How reassuring it is to hear older people talk of death

We had the elderly in-laws over yesterday.  Both in their mid-80s – they arrived in the car with our son and his girlfriend – all masked up.

We sat them at the edge of our dining table, well away from the rest of us. taking special care with  social distancing and adhering to the rule of six.

It came up in conversation that the oldest person in Britain, Joan Hocquard, had died the day before at the age of 112.

Jokingly I said:  “Imagine that, you could still have 26 years ahead of you”. A look of horror appeared on their faces at the thought they could have nearly a quarter of life could still lie ahead.

It brought to mind the comments of the much-quoted Barnsley pensioner, who when asked for her opinion on the South Yorkshire tier 3 lockdown said:

“I think it’s all ridiculous, we should never have been in lockdown. All the people who were vulnerable should have been helped and kept home safe.
++++
■ TASKS TO PERFORM
[a] In the post about older people and death, how old was Joan Hocquard when she died?
[b] Write the next few sentences of the post about older people and death, following on from its final sentence.
The listing that comes next has no connection to the post about older people and death.
++++
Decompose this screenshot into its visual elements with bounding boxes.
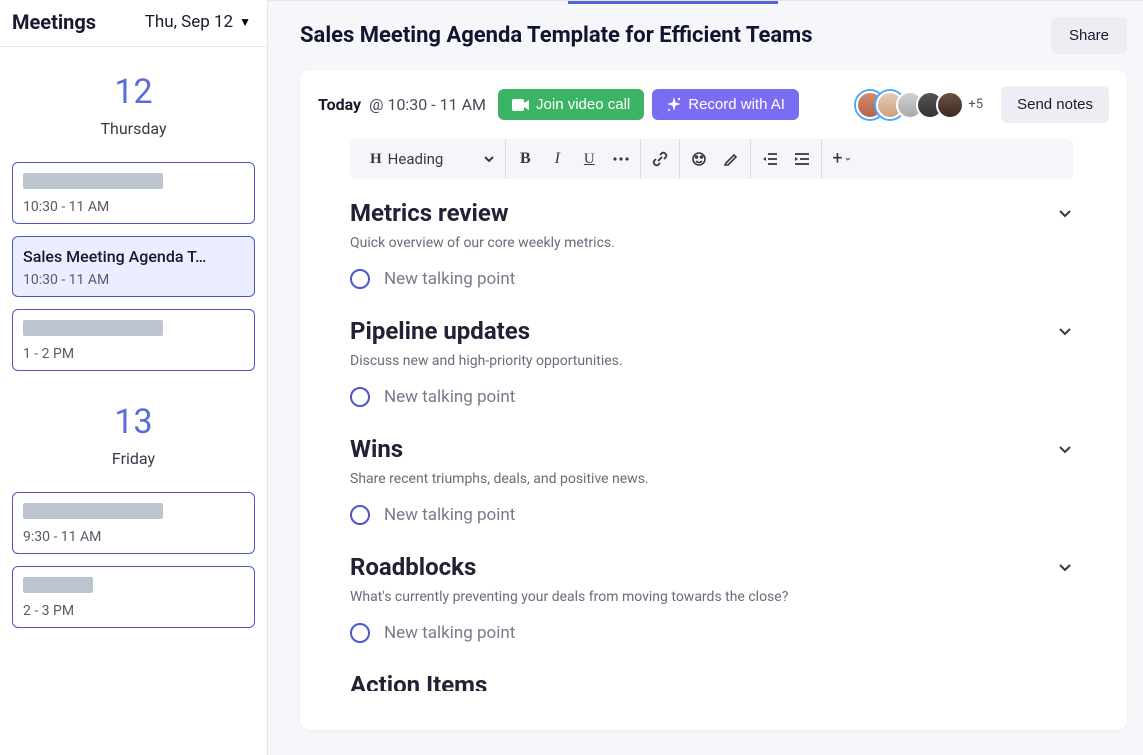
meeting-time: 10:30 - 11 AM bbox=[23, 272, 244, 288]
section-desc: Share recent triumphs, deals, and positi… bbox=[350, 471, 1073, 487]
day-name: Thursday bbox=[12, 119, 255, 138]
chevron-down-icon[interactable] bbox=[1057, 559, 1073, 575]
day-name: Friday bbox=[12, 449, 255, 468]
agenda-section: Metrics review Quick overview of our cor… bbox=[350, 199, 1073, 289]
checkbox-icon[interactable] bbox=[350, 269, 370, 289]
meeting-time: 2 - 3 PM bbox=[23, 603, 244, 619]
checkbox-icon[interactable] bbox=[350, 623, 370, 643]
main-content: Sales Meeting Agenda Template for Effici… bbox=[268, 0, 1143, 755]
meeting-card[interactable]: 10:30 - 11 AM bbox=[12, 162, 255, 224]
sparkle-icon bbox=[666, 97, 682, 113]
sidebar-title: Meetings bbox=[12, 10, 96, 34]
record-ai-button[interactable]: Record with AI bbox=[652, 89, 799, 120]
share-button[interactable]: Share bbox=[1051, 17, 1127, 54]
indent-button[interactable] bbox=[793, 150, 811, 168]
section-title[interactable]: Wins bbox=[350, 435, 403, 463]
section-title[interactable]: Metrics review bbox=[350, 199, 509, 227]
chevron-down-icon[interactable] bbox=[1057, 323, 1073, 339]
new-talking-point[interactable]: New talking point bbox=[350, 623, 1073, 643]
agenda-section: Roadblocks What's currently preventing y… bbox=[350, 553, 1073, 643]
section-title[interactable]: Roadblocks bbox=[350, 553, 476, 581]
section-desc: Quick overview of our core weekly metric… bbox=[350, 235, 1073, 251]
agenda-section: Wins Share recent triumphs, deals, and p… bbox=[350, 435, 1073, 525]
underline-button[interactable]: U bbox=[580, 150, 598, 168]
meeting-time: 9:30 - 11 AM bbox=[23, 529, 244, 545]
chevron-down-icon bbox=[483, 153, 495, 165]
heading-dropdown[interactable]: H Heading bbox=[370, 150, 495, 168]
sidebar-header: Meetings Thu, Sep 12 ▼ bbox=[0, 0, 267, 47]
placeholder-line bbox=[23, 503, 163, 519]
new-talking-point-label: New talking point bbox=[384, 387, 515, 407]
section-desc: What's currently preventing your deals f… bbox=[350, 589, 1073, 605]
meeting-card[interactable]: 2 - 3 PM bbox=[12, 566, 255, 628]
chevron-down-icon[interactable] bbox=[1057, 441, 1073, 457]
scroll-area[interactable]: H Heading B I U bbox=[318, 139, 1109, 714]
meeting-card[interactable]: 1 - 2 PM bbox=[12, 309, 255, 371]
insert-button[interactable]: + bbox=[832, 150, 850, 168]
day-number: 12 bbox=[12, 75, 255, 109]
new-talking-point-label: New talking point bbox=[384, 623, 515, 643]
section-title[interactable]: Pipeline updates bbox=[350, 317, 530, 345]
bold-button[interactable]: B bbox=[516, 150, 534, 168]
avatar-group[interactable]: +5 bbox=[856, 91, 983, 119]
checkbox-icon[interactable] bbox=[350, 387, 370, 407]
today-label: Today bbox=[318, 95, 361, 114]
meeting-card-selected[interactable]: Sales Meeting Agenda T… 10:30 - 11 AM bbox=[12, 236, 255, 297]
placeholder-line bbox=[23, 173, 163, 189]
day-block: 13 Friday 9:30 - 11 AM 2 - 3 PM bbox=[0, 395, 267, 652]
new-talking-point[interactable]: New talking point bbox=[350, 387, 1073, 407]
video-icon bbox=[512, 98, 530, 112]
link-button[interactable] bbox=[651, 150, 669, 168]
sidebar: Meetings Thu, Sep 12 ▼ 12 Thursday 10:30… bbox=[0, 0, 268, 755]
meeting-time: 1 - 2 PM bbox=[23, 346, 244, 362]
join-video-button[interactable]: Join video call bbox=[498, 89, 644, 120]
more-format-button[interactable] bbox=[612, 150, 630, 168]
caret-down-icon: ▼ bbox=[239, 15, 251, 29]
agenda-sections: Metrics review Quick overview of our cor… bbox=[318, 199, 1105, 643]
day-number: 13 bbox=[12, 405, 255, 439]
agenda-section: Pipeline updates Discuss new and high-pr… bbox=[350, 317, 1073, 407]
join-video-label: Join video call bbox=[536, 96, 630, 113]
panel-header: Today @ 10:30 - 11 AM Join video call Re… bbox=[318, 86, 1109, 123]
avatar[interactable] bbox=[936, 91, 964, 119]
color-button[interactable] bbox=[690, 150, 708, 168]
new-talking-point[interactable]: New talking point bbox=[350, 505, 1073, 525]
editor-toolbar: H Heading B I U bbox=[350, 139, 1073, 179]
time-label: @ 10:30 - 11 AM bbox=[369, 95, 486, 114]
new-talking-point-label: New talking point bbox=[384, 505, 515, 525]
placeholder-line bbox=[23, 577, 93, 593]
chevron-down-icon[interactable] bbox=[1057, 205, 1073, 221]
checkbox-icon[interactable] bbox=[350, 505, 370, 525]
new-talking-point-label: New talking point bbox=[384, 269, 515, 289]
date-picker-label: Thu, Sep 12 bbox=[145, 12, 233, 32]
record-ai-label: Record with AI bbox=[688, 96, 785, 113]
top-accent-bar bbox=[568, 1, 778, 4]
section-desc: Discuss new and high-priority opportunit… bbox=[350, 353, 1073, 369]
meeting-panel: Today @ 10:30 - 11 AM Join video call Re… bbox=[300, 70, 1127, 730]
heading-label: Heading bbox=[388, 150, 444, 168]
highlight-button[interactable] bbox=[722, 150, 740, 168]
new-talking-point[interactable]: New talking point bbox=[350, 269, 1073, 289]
++++
■ RESULTS OF THE EXERCISE
[a] 112

[b]
“And all the rest of us, I’m 83, I don’t give a sod. I look at it this way, I’ve not got all that many years left of me and I’m not going to be fastened in a house when the government have got it all wrong.”

The previous week we’d spent some time with other family members who’s daughter was going through that adolescent ‘worried about dying’ phase.

I’m sure my niece will eventually get through this troubling phase in the months to come as we all do.   At first we learn to push aside scary thoughts of mortality then as we get older we start to face up to the inevitability of life.

It’s reassuring really that older people often reach a point of acceptance and even welcome the end of life though always, I guess, at some distant point in the future.

Anyway back to Joan Hocquard who died at her home in Poole, Dorset, on Saturday. Her nephew, Paul Reynolds, 74, said she had always sought to live life to the full and that she “loved eating butter and cream and didn’t believe in dieting”, which is good news!

She was born on 29 March 1908, under the reign of Edward VII, the same day as the world’s former oldest man, Bob Weighton who died in Hampshire in May – great to hear he was British.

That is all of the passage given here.